Aim of the task:
Repeat each record exactly as written, and drop any images.

_____

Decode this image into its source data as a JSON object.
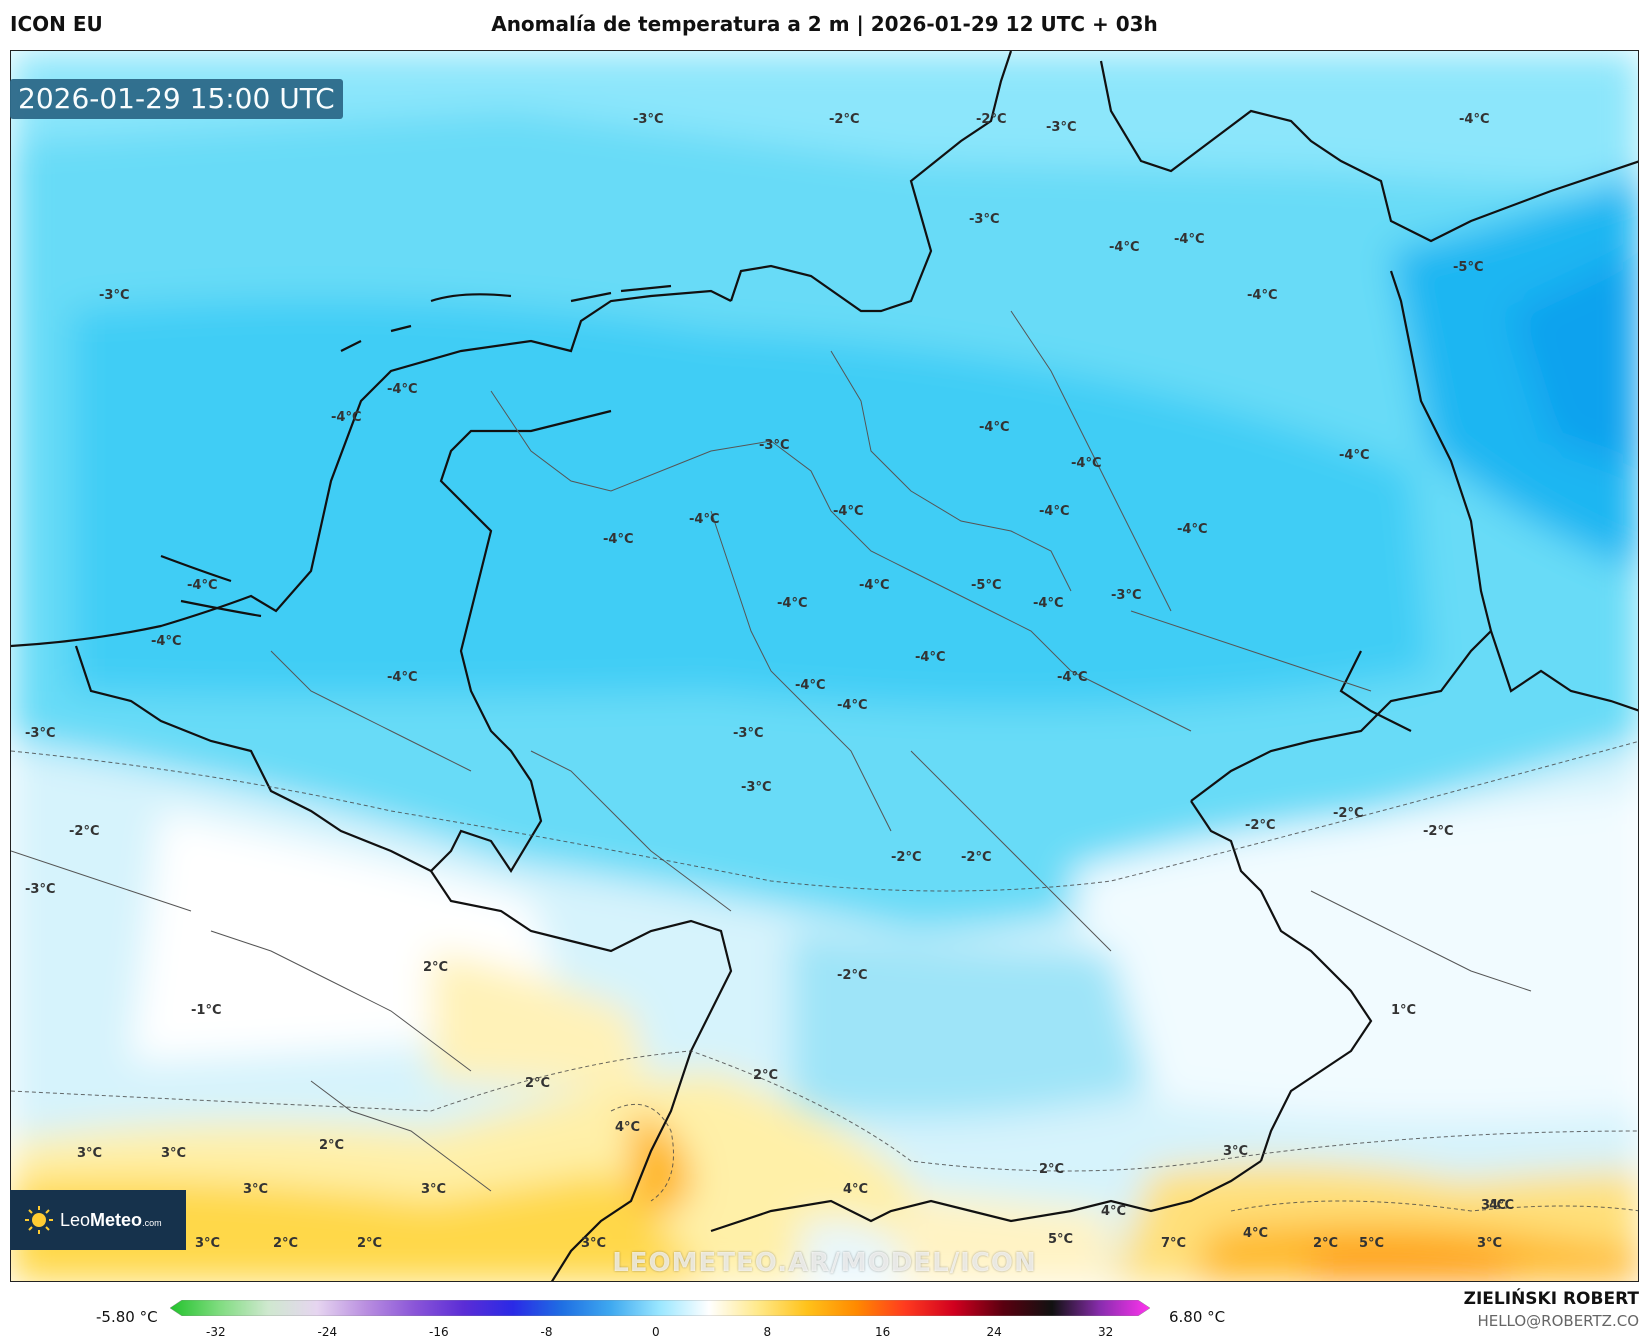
{
  "header": {
    "model": "ICON EU",
    "title": "Anomalía de temperatura a 2 m | 2026-01-29 12 UTC + 03h"
  },
  "valid_time": "2026-01-29 15:00 UTC",
  "watermark": "LEOMETEO.AR/MODEL/ICON",
  "logo": {
    "name_light": "Leo",
    "name_bold": "Meteo",
    "suffix": ".com",
    "icon": "sun-icon"
  },
  "colorbar": {
    "min_label": "-5.80 °C",
    "max_label": "6.80 °C",
    "ticks": [
      "-32",
      "-24",
      "-16",
      "-8",
      "0",
      "8",
      "16",
      "24",
      "32"
    ],
    "stops": [
      "#22c22c",
      "#7fdc7f",
      "#cfe8cf",
      "#e6d5f0",
      "#b98ee0",
      "#8a55d8",
      "#5b2dd6",
      "#2a2ae6",
      "#1f6fe3",
      "#3fa9f0",
      "#9be7ff",
      "#ffffff",
      "#ffe98a",
      "#ffc21a",
      "#ff8a00",
      "#ff3b1f",
      "#d1001f",
      "#5a0010",
      "#111111",
      "#8b2db0",
      "#ff33ee"
    ]
  },
  "credits": {
    "author": "ZIELIŃSKI ROBERT",
    "email": "HELLO@ROBERTZ.CO"
  },
  "map_labels": [
    {
      "t": "-3°C"
    },
    {
      "t": "-2°C"
    },
    {
      "t": "-2°C"
    },
    {
      "t": "-3°C"
    },
    {
      "t": "-4°C"
    },
    {
      "t": "-3°C"
    },
    {
      "t": "-4°C"
    },
    {
      "t": "-4°C"
    },
    {
      "t": "-4°C"
    },
    {
      "t": "-5°C"
    },
    {
      "t": "-3°C"
    },
    {
      "t": "-4°C"
    },
    {
      "t": "-4°C"
    },
    {
      "t": "-4°C"
    },
    {
      "t": "-3°C"
    },
    {
      "t": "-4°C"
    },
    {
      "t": "-4°C"
    },
    {
      "t": "-4°C"
    },
    {
      "t": "-4°C"
    },
    {
      "t": "-4°C"
    },
    {
      "t": "-4°C"
    },
    {
      "t": "-4°C"
    },
    {
      "t": "-4°C"
    },
    {
      "t": "-4°C"
    },
    {
      "t": "-5°C"
    },
    {
      "t": "-4°C"
    },
    {
      "t": "-3°C"
    },
    {
      "t": "-4°C"
    },
    {
      "t": "-4°C"
    },
    {
      "t": "-4°C"
    },
    {
      "t": "-4°C"
    },
    {
      "t": "-4°C"
    },
    {
      "t": "-4°C"
    },
    {
      "t": "-4°C"
    },
    {
      "t": "-3°C"
    },
    {
      "t": "-3°C"
    },
    {
      "t": "-3°C"
    },
    {
      "t": "-2°C"
    },
    {
      "t": "-2°C"
    },
    {
      "t": "-2°C"
    },
    {
      "t": "-2°C"
    },
    {
      "t": "-3°C"
    },
    {
      "t": "-2°C"
    },
    {
      "t": "-2°C"
    },
    {
      "t": "-2°C"
    },
    {
      "t": "-1°C"
    },
    {
      "t": "2°C"
    },
    {
      "t": "1°C"
    },
    {
      "t": "2°C"
    },
    {
      "t": "2°C"
    },
    {
      "t": "4°C"
    },
    {
      "t": "3°C"
    },
    {
      "t": "3°C"
    },
    {
      "t": "2°C"
    },
    {
      "t": "3°C"
    },
    {
      "t": "3°C"
    },
    {
      "t": "2°C"
    },
    {
      "t": "3°C"
    },
    {
      "t": "4°C"
    },
    {
      "t": "4°C"
    },
    {
      "t": "4°C"
    },
    {
      "t": "3°C"
    },
    {
      "t": "3°C"
    },
    {
      "t": "3°C"
    },
    {
      "t": "3°C"
    },
    {
      "t": "2°C"
    },
    {
      "t": "2°C"
    },
    {
      "t": "3°C"
    },
    {
      "t": "5°C"
    },
    {
      "t": "7°C"
    },
    {
      "t": "2°C"
    },
    {
      "t": "5°C"
    },
    {
      "t": "3°C"
    },
    {
      "t": "4°C"
    }
  ]
}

_____

Solution to the exercise:
Decode this image into its source data as a JSON object.
{
  "header": {
    "model": "ICON EU",
    "title": "Anomalía de temperatura a 2 m | 2026-01-29 12 UTC + 03h"
  },
  "valid_time": "2026-01-29 15:00 UTC",
  "watermark": "LEOMETEO.AR/MODEL/ICON",
  "logo": {
    "name_light": "Leo",
    "name_bold": "Meteo",
    "suffix": ".com",
    "icon": "sun-icon"
  },
  "colorbar": {
    "min_label": "-5.80 °C",
    "max_label": "6.80 °C",
    "ticks": [
      "-32",
      "-24",
      "-16",
      "-8",
      "0",
      "8",
      "16",
      "24",
      "32"
    ],
    "stops": [
      "#22c22c",
      "#7fdc7f",
      "#cfe8cf",
      "#e6d5f0",
      "#b98ee0",
      "#8a55d8",
      "#5b2dd6",
      "#2a2ae6",
      "#1f6fe3",
      "#3fa9f0",
      "#9be7ff",
      "#ffffff",
      "#ffe98a",
      "#ffc21a",
      "#ff8a00",
      "#ff3b1f",
      "#d1001f",
      "#5a0010",
      "#111111",
      "#8b2db0",
      "#ff33ee"
    ]
  },
  "credits": {
    "author": "ZIELIŃSKI ROBERT",
    "email": "HELLO@ROBERTZ.CO"
  },
  "map_labels": [
    {
      "t": "-3°C"
    },
    {
      "t": "-2°C"
    },
    {
      "t": "-2°C"
    },
    {
      "t": "-3°C"
    },
    {
      "t": "-4°C"
    },
    {
      "t": "-3°C"
    },
    {
      "t": "-4°C"
    },
    {
      "t": "-4°C"
    },
    {
      "t": "-4°C"
    },
    {
      "t": "-5°C"
    },
    {
      "t": "-3°C"
    },
    {
      "t": "-4°C"
    },
    {
      "t": "-4°C"
    },
    {
      "t": "-4°C"
    },
    {
      "t": "-3°C"
    },
    {
      "t": "-4°C"
    },
    {
      "t": "-4°C"
    },
    {
      "t": "-4°C"
    },
    {
      "t": "-4°C"
    },
    {
      "t": "-4°C"
    },
    {
      "t": "-4°C"
    },
    {
      "t": "-4°C"
    },
    {
      "t": "-4°C"
    },
    {
      "t": "-4°C"
    },
    {
      "t": "-5°C"
    },
    {
      "t": "-4°C"
    },
    {
      "t": "-3°C"
    },
    {
      "t": "-4°C"
    },
    {
      "t": "-4°C"
    },
    {
      "t": "-4°C"
    },
    {
      "t": "-4°C"
    },
    {
      "t": "-4°C"
    },
    {
      "t": "-4°C"
    },
    {
      "t": "-4°C"
    },
    {
      "t": "-3°C"
    },
    {
      "t": "-3°C"
    },
    {
      "t": "-3°C"
    },
    {
      "t": "-2°C"
    },
    {
      "t": "-2°C"
    },
    {
      "t": "-2°C"
    },
    {
      "t": "-2°C"
    },
    {
      "t": "-3°C"
    },
    {
      "t": "-2°C"
    },
    {
      "t": "-2°C"
    },
    {
      "t": "-2°C"
    },
    {
      "t": "-1°C"
    },
    {
      "t": "2°C"
    },
    {
      "t": "1°C"
    },
    {
      "t": "2°C"
    },
    {
      "t": "2°C"
    },
    {
      "t": "4°C"
    },
    {
      "t": "3°C"
    },
    {
      "t": "3°C"
    },
    {
      "t": "2°C"
    },
    {
      "t": "3°C"
    },
    {
      "t": "3°C"
    },
    {
      "t": "2°C"
    },
    {
      "t": "3°C"
    },
    {
      "t": "4°C"
    },
    {
      "t": "4°C"
    },
    {
      "t": "4°C"
    },
    {
      "t": "3°C"
    },
    {
      "t": "3°C"
    },
    {
      "t": "3°C"
    },
    {
      "t": "3°C"
    },
    {
      "t": "2°C"
    },
    {
      "t": "2°C"
    },
    {
      "t": "3°C"
    },
    {
      "t": "5°C"
    },
    {
      "t": "7°C"
    },
    {
      "t": "2°C"
    },
    {
      "t": "5°C"
    },
    {
      "t": "3°C"
    },
    {
      "t": "4°C"
    }
  ]
}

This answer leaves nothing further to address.